- Consignes des tâches -
• a. D'après le billet sur l'indifférence et les médias, quel journal est devenu le standard sur lequel tout doit s'aligner ?
• b. Poursuivez, s'il vous plaît, le billet sur l'indifférence et les médias à partir de l'endroit où il s'arrête.

- Document source -

##############################

Moi non plus Monsieur Bourdieu, je ne comprends pas cette capacité à supporter sans réagir, sans s’organiser. Il y a plus de 200 ans, une révolution a éclaté pour des écarts, des injustices qui étaient moins grands qu’aujourd’hui... Allez comprendre... Il faut dire que notre système est bien verrouillé, gardé par des édiles qui sont prêts à tout pour conserver leurs avantages. Cela a toujours existé, mais depuis le Fouquet’s, rien ne va plus. L’insensibilité semble toucher mes concitoyens : sur la même une de journal on peut afficher les résultats d’un match de foot en plus gros que le compte-rendu d’un attentat ou d’une agression. Les journaux télévisés passent de la même manière du coq à l’âne, passant d’un viol à la météo avec à peine le temps pour un souffle de respiration. Mais surtout, ne zappez pas ! Et les formats de devenir de plus en plus courts, 20 minutes devenant, après avoir été montré comme le vilain petit canard de la presse gratuite, le standard sur lequel tout doit s’aligner. Bientôt nous n’aurons plus que des dépêches AFP, teintés de la sensibilité de la rédaction, et encore, cela étant très formaté.

##############################

- Section des données -
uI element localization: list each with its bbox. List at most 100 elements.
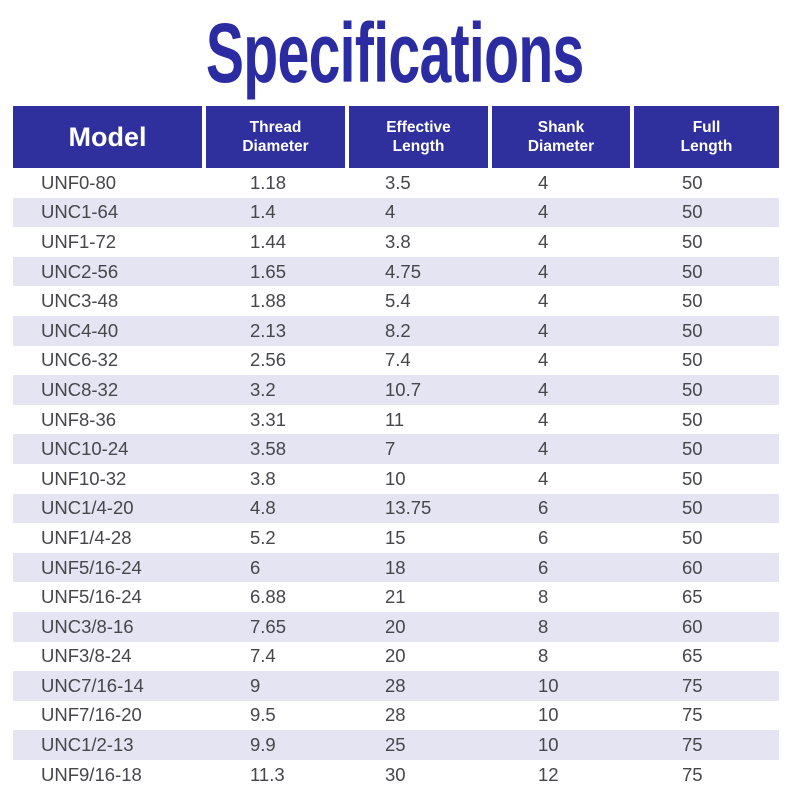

##############################

- Réponses rédigées -
• a. Le journal 20 minutes.

• b.
 

Deux choses contribuent à la bonne santé d’une république, l’éducation et l’information. Petit à petit nous voilà privé des deux. Reste un peuple contemplatif derrière son petit écran, capable de réactions violentes quand la frustration survient dans sa petite vie, mais incapable de s’organiser de manière collective... Il faudrait pour cela qu’il lui reste une dose d’empathie... Bien sûr il en reste encore, mais je vois les réserves fondre comme les glaces de l’Antarctique sous l’effet du réchauffement climatique. 

 

Monsieur Hessel s’indigna, lui qui n’en a guère le temps, et l’écrivit de manière fort courte mais satisfaisante, du moins à mes yeux. Mais comme il fallait des réactions à ce succès populaire, chaque échotier se sentit obligé d’y apporter sa pierre... en critiquant l’ouvrage, et sans trop forcer la dose, vu son passé de résistant, en critiquant à demi-mot son auteur. Discours trop daté, sans logique, sans perspective... D’un coup les Indignés professionnels, furent surtout indignés du succès de l’ex résistant. Tout cela est mièvre, petit, peu glorieux et surtout anecdotique. Et les Indignés de métier de repartir rapidement sur d’autres situations qu’ils auront oubliés quelques jours après. Même Marianne était du lot, c’est dire...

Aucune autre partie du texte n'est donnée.